(Directions):
Gather all lines in the entries that include the word "should".

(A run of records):
● ● ●

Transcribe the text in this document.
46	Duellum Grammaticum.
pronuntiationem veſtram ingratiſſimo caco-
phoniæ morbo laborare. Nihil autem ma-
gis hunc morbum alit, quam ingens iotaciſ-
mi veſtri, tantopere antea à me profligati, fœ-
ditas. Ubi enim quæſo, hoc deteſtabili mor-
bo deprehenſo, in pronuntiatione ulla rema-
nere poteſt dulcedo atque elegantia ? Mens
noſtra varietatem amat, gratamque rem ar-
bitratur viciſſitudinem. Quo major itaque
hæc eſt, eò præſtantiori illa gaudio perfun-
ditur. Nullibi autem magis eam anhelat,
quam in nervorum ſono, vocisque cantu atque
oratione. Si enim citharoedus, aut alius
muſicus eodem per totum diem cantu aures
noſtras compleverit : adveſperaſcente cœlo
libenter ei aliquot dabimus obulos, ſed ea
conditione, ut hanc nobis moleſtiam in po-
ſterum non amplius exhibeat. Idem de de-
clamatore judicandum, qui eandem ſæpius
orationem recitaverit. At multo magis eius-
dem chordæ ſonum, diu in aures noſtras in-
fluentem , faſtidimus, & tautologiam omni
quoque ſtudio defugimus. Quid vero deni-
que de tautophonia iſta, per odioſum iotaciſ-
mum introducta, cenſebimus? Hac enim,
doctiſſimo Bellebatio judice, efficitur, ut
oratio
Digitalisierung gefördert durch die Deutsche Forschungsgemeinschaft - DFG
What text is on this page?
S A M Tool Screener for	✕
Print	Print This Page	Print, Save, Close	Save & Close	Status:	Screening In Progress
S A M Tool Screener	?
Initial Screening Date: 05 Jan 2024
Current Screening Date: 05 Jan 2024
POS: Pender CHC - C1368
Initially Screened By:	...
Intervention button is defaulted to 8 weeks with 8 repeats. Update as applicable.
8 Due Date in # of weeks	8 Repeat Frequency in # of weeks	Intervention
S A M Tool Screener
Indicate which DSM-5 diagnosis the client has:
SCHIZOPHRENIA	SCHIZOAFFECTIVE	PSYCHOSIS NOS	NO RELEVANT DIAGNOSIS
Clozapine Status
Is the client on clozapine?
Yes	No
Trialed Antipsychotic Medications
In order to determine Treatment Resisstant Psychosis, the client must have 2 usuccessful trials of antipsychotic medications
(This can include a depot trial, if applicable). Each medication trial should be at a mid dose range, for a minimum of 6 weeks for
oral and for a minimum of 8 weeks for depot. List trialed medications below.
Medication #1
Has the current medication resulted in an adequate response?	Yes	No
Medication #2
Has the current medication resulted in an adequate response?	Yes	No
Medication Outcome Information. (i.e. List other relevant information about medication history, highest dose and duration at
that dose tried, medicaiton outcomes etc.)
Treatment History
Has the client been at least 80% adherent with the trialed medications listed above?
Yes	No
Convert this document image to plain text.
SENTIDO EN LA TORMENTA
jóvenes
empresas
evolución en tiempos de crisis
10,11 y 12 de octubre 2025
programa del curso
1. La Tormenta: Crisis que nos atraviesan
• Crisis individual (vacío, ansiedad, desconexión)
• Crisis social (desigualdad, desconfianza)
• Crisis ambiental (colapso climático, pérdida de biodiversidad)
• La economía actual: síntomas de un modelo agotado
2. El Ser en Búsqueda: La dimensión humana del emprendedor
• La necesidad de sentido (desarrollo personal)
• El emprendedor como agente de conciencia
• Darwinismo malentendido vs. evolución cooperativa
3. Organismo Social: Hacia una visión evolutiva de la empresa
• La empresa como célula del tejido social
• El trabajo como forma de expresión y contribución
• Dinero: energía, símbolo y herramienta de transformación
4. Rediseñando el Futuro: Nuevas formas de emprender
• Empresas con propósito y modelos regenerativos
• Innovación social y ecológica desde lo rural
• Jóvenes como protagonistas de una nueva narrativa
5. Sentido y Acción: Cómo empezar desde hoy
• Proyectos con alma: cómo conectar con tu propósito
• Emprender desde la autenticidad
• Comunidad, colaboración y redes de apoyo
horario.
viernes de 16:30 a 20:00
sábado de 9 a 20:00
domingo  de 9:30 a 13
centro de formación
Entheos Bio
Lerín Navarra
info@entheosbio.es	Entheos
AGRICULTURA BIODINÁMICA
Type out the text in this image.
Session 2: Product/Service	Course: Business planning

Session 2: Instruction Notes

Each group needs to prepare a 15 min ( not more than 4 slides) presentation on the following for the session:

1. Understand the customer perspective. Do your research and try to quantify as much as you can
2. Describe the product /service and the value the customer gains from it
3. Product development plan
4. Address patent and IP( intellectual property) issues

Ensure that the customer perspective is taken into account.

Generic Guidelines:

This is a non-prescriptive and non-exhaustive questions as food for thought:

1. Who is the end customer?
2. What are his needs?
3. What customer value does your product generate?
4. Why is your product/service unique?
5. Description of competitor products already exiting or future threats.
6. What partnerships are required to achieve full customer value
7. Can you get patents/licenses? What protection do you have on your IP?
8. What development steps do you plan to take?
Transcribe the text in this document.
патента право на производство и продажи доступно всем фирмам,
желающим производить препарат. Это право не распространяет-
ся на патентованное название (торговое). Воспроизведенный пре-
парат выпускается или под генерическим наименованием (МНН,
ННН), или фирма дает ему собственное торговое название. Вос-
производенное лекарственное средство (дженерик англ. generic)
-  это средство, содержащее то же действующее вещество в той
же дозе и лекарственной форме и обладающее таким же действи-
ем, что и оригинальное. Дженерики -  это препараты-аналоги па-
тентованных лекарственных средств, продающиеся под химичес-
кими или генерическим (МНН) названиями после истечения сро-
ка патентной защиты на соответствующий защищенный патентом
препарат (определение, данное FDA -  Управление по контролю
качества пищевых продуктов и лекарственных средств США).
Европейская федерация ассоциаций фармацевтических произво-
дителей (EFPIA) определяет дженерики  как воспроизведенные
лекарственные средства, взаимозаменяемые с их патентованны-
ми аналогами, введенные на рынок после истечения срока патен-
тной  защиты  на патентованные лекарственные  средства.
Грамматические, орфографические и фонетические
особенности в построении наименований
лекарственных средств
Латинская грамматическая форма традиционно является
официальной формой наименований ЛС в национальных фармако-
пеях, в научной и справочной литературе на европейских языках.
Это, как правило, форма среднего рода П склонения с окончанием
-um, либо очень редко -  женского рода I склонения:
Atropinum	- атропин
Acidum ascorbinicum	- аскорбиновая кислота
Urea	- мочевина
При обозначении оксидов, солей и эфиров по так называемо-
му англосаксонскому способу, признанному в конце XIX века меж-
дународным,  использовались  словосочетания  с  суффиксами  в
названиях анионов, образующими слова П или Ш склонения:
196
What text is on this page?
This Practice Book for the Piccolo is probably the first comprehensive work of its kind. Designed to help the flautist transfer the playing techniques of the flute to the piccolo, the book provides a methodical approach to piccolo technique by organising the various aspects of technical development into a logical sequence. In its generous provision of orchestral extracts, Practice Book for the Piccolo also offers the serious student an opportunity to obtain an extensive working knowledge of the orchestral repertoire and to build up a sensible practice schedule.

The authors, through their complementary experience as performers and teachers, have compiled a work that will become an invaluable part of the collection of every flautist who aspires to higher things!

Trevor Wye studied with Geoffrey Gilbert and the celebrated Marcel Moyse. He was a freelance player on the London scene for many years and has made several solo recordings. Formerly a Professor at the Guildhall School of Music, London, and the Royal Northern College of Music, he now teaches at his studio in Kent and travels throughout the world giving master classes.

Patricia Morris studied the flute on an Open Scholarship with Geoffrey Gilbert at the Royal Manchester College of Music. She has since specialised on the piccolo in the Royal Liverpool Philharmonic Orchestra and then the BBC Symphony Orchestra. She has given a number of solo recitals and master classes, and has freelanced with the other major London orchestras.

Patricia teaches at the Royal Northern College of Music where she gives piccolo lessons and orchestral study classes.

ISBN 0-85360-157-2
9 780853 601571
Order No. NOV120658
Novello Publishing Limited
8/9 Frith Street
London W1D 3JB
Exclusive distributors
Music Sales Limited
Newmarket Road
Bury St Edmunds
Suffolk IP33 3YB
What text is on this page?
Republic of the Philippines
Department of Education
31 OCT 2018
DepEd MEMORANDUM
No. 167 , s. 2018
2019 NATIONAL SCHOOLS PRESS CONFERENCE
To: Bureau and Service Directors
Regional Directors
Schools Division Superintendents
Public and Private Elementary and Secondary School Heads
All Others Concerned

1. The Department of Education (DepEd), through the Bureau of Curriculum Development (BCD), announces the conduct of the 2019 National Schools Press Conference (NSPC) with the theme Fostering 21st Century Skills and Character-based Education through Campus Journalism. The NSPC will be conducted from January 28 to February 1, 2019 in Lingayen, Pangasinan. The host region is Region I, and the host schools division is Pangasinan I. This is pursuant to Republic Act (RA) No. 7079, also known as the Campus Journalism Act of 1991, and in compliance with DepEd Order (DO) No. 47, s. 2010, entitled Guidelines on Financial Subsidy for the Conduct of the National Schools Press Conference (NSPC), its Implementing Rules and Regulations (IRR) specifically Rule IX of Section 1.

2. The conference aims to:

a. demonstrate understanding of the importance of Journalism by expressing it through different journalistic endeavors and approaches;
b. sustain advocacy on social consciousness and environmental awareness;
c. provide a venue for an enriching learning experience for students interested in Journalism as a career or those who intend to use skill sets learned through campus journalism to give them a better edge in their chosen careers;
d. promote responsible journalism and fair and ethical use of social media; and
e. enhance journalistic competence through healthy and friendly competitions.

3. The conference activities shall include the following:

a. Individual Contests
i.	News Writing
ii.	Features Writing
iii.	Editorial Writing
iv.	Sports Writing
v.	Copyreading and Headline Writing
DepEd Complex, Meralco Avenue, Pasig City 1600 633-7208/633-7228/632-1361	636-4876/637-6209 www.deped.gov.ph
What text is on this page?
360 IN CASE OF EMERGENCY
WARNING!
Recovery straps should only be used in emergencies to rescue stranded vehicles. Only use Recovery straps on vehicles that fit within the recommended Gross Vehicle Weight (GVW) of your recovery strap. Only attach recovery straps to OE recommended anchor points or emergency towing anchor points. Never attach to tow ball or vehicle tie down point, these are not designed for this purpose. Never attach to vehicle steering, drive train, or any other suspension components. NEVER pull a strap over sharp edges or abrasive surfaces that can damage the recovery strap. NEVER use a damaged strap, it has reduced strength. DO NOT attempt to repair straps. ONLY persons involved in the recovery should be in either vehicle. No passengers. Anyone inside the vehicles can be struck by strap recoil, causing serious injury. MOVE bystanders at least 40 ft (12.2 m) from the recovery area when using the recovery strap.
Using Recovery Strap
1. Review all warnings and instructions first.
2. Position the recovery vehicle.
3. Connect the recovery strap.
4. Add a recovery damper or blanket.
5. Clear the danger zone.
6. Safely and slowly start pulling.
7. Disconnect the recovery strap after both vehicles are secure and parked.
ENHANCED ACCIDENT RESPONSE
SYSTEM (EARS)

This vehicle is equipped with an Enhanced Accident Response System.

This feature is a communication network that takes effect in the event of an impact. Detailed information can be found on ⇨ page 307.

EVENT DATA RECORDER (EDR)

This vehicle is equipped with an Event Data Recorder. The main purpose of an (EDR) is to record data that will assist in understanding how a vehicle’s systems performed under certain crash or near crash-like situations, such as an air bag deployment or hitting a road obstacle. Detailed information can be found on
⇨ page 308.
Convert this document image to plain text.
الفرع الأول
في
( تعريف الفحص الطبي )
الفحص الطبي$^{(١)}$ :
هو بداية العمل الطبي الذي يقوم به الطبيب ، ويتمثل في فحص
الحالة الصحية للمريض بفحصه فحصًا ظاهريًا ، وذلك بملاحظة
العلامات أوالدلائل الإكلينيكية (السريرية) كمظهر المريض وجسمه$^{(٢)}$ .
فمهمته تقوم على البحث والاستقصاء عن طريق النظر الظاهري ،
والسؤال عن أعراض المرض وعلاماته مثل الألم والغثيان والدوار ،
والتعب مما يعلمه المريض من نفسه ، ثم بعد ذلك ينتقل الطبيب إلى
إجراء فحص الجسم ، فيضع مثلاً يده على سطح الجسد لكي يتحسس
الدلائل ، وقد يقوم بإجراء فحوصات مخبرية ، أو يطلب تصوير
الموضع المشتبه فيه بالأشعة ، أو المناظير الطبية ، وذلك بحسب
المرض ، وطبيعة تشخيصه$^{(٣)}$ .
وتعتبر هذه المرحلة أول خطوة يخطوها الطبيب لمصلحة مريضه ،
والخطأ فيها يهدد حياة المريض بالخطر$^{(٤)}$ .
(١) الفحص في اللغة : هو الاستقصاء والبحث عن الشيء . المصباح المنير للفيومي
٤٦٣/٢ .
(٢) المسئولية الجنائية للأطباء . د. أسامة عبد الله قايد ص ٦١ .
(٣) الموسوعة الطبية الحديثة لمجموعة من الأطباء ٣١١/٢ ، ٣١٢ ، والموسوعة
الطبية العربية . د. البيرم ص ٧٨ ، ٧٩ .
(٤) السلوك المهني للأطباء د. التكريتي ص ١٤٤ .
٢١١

● ● ●

(Output for this exercise):
(This can include a depot trial, if applicable). Each medication trial should be at a mid dose range, for a minimum of 6 weeks for
Recovery straps should only be used in emergencies to rescue stranded vehicles. Only use Recovery straps on vehicles that fit within the recommended Gross Vehicle Weight (GVW) of your recovery strap. Only attach recovery straps to OE recommended anchor points or emergency towing anchor points. Never attach to tow ball or vehicle tie down point, these are not designed for this purpose. Never attach to vehicle steering, drive train, or any other suspension components. NEVER pull a strap over sharp edges or abrasive surfaces that can damage the recovery strap. NEVER use a damaged strap, it has reduced strength. DO NOT attempt to repair straps. ONLY persons involved in the recovery should be in either vehicle. No passengers. Anyone inside the vehicles can be struck by strap recoil, causing serious injury. MOVE bystanders at least 40 ft (12.2 m) from the recovery area when using the recovery strap.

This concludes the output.